* [OBJECTIVE] Scan the entries below and extract each line with the word "grid" in it.

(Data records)
::::::::
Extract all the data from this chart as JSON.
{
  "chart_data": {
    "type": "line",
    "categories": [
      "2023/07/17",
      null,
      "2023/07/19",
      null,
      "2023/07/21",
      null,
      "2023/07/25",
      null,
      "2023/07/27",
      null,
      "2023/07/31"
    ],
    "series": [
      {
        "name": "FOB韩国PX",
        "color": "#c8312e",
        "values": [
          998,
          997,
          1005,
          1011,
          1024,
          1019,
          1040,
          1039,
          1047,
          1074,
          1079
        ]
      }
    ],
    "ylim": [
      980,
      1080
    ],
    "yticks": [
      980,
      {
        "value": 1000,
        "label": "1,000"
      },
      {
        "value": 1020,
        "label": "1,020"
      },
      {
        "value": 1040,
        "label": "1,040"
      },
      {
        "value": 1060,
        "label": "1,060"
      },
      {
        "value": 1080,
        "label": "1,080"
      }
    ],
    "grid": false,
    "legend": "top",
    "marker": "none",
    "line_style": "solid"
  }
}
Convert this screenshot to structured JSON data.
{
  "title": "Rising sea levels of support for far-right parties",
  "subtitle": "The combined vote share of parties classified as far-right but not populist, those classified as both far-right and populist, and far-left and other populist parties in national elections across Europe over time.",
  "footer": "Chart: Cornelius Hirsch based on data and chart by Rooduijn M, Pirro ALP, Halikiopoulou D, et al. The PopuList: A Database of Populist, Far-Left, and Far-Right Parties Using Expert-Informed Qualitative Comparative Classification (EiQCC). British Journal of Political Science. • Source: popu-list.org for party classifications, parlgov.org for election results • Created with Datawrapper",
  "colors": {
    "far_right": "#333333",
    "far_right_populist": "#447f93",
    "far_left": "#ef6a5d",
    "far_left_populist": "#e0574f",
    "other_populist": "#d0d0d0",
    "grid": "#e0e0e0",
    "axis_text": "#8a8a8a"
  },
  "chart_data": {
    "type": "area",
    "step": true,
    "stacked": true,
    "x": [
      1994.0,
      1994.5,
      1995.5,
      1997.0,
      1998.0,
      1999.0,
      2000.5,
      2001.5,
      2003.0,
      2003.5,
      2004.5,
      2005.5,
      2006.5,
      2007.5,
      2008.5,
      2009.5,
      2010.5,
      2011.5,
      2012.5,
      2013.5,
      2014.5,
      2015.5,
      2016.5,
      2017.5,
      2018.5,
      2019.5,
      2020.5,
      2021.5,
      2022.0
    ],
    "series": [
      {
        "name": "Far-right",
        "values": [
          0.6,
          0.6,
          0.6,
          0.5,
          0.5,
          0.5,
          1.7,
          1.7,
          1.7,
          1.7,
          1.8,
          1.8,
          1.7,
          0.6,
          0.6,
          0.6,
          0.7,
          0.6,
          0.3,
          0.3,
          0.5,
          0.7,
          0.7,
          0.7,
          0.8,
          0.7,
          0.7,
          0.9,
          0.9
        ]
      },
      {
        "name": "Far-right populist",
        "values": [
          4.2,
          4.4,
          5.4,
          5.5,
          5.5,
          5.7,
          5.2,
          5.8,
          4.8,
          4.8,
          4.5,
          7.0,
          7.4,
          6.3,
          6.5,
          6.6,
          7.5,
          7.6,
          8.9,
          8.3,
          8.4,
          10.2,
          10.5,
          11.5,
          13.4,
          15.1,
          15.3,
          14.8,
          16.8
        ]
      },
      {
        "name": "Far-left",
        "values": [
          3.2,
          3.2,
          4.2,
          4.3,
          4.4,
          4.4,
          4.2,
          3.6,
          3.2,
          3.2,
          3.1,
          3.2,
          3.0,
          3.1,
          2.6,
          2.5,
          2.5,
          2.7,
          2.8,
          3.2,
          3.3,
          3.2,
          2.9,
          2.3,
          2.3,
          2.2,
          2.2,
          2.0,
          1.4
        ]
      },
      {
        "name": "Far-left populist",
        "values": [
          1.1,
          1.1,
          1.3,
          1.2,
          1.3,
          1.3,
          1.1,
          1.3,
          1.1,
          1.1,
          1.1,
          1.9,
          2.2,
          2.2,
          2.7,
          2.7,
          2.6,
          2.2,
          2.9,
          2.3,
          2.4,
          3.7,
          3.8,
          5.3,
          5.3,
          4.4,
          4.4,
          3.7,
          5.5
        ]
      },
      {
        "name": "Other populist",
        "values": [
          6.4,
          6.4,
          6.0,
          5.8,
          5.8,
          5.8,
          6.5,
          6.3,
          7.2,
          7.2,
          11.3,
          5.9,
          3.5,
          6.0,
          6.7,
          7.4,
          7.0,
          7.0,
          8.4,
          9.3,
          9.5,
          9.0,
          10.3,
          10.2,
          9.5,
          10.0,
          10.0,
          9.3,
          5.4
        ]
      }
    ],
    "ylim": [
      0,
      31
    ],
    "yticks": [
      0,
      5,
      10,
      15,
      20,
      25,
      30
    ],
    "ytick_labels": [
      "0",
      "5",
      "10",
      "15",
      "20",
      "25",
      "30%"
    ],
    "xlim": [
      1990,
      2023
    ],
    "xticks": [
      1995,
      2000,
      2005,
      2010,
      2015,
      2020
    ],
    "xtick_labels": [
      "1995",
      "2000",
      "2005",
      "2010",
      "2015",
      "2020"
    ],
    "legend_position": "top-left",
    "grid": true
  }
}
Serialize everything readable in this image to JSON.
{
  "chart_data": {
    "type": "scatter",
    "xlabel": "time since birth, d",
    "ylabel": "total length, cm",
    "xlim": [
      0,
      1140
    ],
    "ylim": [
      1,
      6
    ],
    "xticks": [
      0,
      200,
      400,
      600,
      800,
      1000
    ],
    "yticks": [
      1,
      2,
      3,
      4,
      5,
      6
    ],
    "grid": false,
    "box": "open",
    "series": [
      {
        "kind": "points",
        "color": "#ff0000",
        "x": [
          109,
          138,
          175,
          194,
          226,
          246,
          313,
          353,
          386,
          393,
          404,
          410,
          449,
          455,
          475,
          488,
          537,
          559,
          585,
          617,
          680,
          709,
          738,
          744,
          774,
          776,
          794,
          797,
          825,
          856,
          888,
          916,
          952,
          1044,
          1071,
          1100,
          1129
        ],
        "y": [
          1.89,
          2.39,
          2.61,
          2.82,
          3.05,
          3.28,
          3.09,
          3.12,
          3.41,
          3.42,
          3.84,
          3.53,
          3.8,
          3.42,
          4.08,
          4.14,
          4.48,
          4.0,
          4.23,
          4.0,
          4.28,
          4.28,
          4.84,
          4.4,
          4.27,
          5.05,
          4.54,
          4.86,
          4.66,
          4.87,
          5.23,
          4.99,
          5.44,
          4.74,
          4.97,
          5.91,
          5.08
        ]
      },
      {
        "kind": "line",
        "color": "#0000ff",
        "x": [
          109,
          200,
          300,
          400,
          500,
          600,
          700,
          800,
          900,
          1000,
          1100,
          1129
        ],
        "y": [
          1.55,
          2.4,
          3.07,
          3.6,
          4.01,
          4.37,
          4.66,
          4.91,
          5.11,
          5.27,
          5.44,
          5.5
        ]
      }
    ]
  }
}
::::::::
* [RESULT OF THIS EXERCISE]
    "grid": false,
    "grid": "#e0e0e0",
    "grid": true
    "grid": false,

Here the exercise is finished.